# Exercise goal
For the word "Stockholm", count the lines below that contain it. Give the number alone.

··········

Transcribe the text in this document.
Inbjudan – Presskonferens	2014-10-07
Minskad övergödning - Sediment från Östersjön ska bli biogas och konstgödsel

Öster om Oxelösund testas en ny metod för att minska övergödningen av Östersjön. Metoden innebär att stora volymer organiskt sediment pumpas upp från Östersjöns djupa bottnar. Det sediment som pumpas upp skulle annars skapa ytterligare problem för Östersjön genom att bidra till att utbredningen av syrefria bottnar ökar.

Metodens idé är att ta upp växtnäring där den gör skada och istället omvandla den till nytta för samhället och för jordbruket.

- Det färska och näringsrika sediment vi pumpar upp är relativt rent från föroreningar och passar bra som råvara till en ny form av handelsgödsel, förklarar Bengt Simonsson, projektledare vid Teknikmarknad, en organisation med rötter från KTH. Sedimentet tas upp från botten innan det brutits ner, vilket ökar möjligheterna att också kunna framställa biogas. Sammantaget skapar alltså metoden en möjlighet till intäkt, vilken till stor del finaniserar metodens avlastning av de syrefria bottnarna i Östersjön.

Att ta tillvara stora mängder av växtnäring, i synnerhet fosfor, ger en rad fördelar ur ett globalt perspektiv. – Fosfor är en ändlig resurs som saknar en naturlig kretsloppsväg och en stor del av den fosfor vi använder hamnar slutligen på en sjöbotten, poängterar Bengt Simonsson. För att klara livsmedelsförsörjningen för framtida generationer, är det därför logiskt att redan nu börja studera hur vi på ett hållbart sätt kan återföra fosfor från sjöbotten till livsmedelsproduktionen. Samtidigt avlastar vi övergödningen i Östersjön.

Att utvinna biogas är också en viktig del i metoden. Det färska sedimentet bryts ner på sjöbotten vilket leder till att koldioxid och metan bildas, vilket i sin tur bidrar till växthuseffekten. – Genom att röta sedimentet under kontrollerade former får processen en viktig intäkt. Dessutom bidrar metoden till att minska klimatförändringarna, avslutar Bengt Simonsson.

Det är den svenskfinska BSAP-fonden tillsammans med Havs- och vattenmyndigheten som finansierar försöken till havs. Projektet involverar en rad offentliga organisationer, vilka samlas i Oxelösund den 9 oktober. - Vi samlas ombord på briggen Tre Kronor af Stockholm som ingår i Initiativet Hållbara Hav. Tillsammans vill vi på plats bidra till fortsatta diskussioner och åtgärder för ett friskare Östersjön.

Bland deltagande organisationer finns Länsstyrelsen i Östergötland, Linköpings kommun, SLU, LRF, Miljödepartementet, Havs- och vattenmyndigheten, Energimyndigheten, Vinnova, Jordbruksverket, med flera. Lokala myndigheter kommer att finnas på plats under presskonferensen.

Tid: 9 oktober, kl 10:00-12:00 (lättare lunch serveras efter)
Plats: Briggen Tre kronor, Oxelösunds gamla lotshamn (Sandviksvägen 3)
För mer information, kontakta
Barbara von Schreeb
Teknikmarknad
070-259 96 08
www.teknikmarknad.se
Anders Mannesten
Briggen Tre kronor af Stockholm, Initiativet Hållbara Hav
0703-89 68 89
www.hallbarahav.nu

··········

# Expected answer
2